## Problem requirements
All the data below goes into the copy word for word, but the pictures don't.

============================================================

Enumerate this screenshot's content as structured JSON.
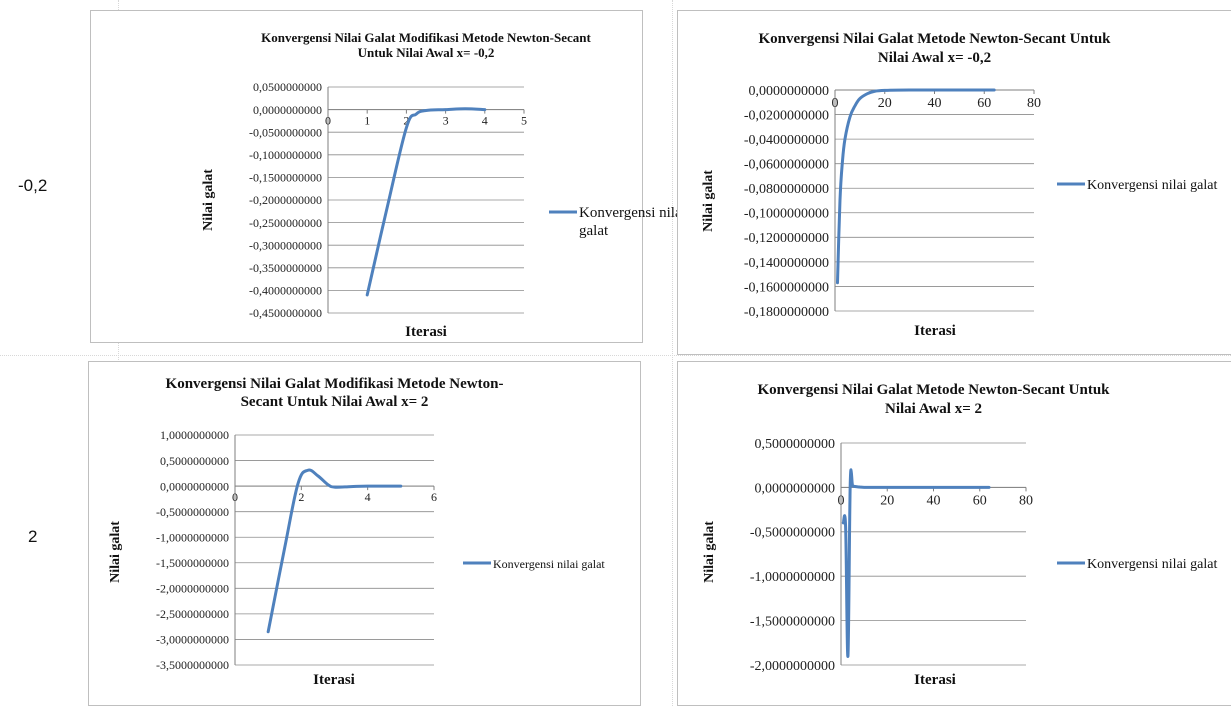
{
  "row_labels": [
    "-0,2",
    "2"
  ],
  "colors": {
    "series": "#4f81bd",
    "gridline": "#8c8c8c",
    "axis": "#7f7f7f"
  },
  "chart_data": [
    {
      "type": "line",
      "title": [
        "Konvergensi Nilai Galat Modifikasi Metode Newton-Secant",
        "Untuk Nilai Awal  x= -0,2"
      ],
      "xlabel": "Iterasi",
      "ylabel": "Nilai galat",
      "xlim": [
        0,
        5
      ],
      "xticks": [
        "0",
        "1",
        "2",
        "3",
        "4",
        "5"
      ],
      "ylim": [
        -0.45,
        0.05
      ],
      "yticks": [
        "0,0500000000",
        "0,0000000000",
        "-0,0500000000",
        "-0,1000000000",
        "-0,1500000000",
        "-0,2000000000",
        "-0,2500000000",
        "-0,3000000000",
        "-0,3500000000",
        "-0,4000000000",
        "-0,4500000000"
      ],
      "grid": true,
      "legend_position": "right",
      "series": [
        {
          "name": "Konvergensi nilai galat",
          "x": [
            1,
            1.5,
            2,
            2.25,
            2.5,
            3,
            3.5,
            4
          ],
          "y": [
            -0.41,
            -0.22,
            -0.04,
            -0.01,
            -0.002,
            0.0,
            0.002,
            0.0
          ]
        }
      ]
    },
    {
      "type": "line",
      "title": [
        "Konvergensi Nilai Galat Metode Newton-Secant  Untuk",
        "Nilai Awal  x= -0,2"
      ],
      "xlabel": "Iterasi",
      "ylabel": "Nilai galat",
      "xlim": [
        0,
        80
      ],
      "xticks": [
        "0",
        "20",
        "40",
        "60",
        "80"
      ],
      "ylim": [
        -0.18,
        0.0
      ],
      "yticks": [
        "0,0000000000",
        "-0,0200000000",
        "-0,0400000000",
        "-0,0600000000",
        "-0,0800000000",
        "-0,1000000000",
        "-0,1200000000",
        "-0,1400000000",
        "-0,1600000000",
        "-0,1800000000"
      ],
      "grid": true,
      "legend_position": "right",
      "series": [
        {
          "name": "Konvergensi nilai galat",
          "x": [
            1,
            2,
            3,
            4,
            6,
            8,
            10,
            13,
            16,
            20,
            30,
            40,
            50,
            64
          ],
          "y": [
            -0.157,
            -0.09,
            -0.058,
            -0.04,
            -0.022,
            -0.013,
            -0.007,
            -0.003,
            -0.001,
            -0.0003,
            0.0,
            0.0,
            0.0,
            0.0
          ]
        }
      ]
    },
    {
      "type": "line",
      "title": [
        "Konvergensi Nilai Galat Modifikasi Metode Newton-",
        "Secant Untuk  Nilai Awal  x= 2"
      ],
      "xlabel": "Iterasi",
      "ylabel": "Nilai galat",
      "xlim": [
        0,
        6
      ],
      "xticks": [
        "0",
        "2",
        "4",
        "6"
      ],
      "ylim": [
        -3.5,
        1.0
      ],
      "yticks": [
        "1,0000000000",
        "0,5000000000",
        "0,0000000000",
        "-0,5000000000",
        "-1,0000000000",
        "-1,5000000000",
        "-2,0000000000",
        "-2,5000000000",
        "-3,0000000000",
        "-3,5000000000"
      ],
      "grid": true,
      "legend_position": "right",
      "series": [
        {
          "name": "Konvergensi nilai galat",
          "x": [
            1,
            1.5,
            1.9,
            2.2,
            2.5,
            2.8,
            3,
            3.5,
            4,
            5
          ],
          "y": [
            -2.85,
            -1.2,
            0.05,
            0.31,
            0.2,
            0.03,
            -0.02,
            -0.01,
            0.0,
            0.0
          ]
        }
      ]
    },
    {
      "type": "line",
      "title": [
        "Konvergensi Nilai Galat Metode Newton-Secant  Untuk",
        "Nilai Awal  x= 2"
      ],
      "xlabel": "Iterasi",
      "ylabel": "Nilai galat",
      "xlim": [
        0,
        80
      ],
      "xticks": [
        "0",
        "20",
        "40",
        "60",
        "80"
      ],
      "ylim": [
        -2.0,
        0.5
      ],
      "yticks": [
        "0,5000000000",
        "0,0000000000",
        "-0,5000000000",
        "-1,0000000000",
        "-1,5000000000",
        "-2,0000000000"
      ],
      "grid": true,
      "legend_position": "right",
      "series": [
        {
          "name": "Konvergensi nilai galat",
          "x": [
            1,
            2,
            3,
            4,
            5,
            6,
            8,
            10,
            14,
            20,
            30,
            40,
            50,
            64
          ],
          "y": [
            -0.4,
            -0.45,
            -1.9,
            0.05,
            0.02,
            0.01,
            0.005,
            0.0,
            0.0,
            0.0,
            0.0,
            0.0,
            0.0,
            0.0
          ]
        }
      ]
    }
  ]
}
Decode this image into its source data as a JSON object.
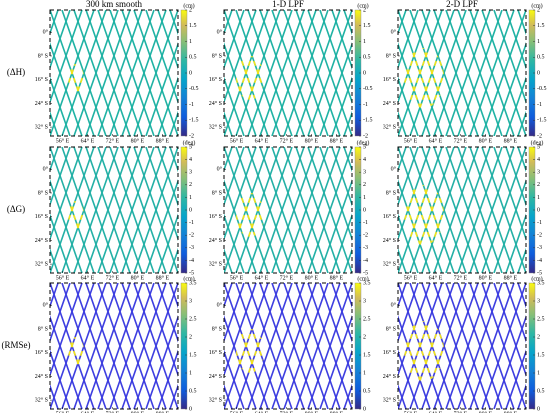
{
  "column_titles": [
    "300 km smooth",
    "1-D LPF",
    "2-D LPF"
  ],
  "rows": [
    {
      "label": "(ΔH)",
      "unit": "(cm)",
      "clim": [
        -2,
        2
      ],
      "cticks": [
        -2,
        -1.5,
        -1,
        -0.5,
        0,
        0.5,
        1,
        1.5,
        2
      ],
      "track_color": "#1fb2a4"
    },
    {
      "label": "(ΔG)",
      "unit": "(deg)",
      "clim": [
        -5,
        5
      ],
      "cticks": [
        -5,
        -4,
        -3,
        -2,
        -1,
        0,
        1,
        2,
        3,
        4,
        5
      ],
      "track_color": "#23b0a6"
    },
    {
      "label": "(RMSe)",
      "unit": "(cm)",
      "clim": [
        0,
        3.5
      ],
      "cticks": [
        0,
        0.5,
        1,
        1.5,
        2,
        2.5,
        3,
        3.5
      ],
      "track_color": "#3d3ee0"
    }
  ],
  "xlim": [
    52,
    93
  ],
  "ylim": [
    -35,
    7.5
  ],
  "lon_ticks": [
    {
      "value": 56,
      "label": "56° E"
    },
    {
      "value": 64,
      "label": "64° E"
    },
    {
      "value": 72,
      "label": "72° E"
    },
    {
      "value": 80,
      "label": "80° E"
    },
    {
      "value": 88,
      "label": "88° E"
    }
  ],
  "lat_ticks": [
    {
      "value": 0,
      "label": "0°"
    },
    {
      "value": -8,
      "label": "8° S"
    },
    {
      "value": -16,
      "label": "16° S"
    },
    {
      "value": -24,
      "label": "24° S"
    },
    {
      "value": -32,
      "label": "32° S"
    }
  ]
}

============================================================

## Answer to the task
Enumerate this screenshot's content as structured JSON.
{
  "row_labels": [
    "-0,2",
    "2"
  ],
  "colors": {
    "series": "#4f81bd",
    "gridline": "#8c8c8c",
    "axis": "#7f7f7f"
  },
  "chart_data": [
    {
      "type": "line",
      "title": [
        "Konvergensi Nilai Galat Modifikasi Metode Newton-Secant",
        "Untuk Nilai Awal  x= -0,2"
      ],
      "xlabel": "Iterasi",
      "ylabel": "Nilai galat",
      "xlim": [
        0,
        5
      ],
      "xticks": [
        "0",
        "1",
        "2",
        "3",
        "4",
        "5"
      ],
      "ylim": [
        -0.45,
        0.05
      ],
      "yticks": [
        "0,0500000000",
        "0,0000000000",
        "-0,0500000000",
        "-0,1000000000",
        "-0,1500000000",
        "-0,2000000000",
        "-0,2500000000",
        "-0,3000000000",
        "-0,3500000000",
        "-0,4000000000",
        "-0,4500000000"
      ],
      "grid": true,
      "legend_position": "right",
      "series": [
        {
          "name": "Konvergensi nilai galat",
          "x": [
            1,
            1.5,
            2,
            2.25,
            2.5,
            3,
            3.5,
            4
          ],
          "y": [
            -0.41,
            -0.22,
            -0.04,
            -0.01,
            -0.002,
            0.0,
            0.002,
            0.0
          ]
        }
      ]
    },
    {
      "type": "line",
      "title": [
        "Konvergensi Nilai Galat Metode Newton-Secant  Untuk",
        "Nilai Awal  x= -0,2"
      ],
      "xlabel": "Iterasi",
      "ylabel": "Nilai galat",
      "xlim": [
        0,
        80
      ],
      "xticks": [
        "0",
        "20",
        "40",
        "60",
        "80"
      ],
      "ylim": [
        -0.18,
        0.0
      ],
      "yticks": [
        "0,0000000000",
        "-0,0200000000",
        "-0,0400000000",
        "-0,0600000000",
        "-0,0800000000",
        "-0,1000000000",
        "-0,1200000000",
        "-0,1400000000",
        "-0,1600000000",
        "-0,1800000000"
      ],
      "grid": true,
      "legend_position": "right",
      "series": [
        {
          "name": "Konvergensi nilai galat",
          "x": [
            1,
            2,
            3,
            4,
            6,
            8,
            10,
            13,
            16,
            20,
            30,
            40,
            50,
            64
          ],
          "y": [
            -0.157,
            -0.09,
            -0.058,
            -0.04,
            -0.022,
            -0.013,
            -0.007,
            -0.003,
            -0.001,
            -0.0003,
            0.0,
            0.0,
            0.0,
            0.0
          ]
        }
      ]
    },
    {
      "type": "line",
      "title": [
        "Konvergensi Nilai Galat Modifikasi Metode Newton-",
        "Secant Untuk  Nilai Awal  x= 2"
      ],
      "xlabel": "Iterasi",
      "ylabel": "Nilai galat",
      "xlim": [
        0,
        6
      ],
      "xticks": [
        "0",
        "2",
        "4",
        "6"
      ],
      "ylim": [
        -3.5,
        1.0
      ],
      "yticks": [
        "1,0000000000",
        "0,5000000000",
        "0,0000000000",
        "-0,5000000000",
        "-1,0000000000",
        "-1,5000000000",
        "-2,0000000000",
        "-2,5000000000",
        "-3,0000000000",
        "-3,5000000000"
      ],
      "grid": true,
      "legend_position": "right",
      "series": [
        {
          "name": "Konvergensi nilai galat",
          "x": [
            1,
            1.5,
            1.9,
            2.2,
            2.5,
            2.8,
            3,
            3.5,
            4,
            5
          ],
          "y": [
            -2.85,
            -1.2,
            0.05,
            0.31,
            0.2,
            0.03,
            -0.02,
            -0.01,
            0.0,
            0.0
          ]
        }
      ]
    },
    {
      "type": "line",
      "title": [
        "Konvergensi Nilai Galat Metode Newton-Secant  Untuk",
        "Nilai Awal  x= 2"
      ],
      "xlabel": "Iterasi",
      "ylabel": "Nilai galat",
      "xlim": [
        0,
        80
      ],
      "xticks": [
        "0",
        "20",
        "40",
        "60",
        "80"
      ],
      "ylim": [
        -2.0,
        0.5
      ],
      "yticks": [
        "0,5000000000",
        "0,0000000000",
        "-0,5000000000",
        "-1,0000000000",
        "-1,5000000000",
        "-2,0000000000"
      ],
      "grid": true,
      "legend_position": "right",
      "series": [
        {
          "name": "Konvergensi nilai galat",
          "x": [
            1,
            2,
            3,
            4,
            5,
            6,
            8,
            10,
            14,
            20,
            30,
            40,
            50,
            64
          ],
          "y": [
            -0.4,
            -0.45,
            -1.9,
            0.05,
            0.02,
            0.01,
            0.005,
            0.0,
            0.0,
            0.0,
            0.0,
            0.0,
            0.0,
            0.0
          ]
        }
      ]
    }
  ]
}
Decode this image into its source data as a JSON object.
{
  "column_titles": [
    "300 km smooth",
    "1-D LPF",
    "2-D LPF"
  ],
  "rows": [
    {
      "label": "(ΔH)",
      "unit": "(cm)",
      "clim": [
        -2,
        2
      ],
      "cticks": [
        -2,
        -1.5,
        -1,
        -0.5,
        0,
        0.5,
        1,
        1.5,
        2
      ],
      "track_color": "#1fb2a4"
    },
    {
      "label": "(ΔG)",
      "unit": "(deg)",
      "clim": [
        -5,
        5
      ],
      "cticks": [
        -5,
        -4,
        -3,
        -2,
        -1,
        0,
        1,
        2,
        3,
        4,
        5
      ],
      "track_color": "#23b0a6"
    },
    {
      "label": "(RMSe)",
      "unit": "(cm)",
      "clim": [
        0,
        3.5
      ],
      "cticks": [
        0,
        0.5,
        1,
        1.5,
        2,
        2.5,
        3,
        3.5
      ],
      "track_color": "#3d3ee0"
    }
  ],
  "xlim": [
    52,
    93
  ],
  "ylim": [
    -35,
    7.5
  ],
  "lon_ticks": [
    {
      "value": 56,
      "label": "56° E"
    },
    {
      "value": 64,
      "label": "64° E"
    },
    {
      "value": 72,
      "label": "72° E"
    },
    {
      "value": 80,
      "label": "80° E"
    },
    {
      "value": 88,
      "label": "88° E"
    }
  ],
  "lat_ticks": [
    {
      "value": 0,
      "label": "0°"
    },
    {
      "value": -8,
      "label": "8° S"
    },
    {
      "value": -16,
      "label": "16° S"
    },
    {
      "value": -24,
      "label": "24° S"
    },
    {
      "value": -32,
      "label": "32° S"
    }
  ]
}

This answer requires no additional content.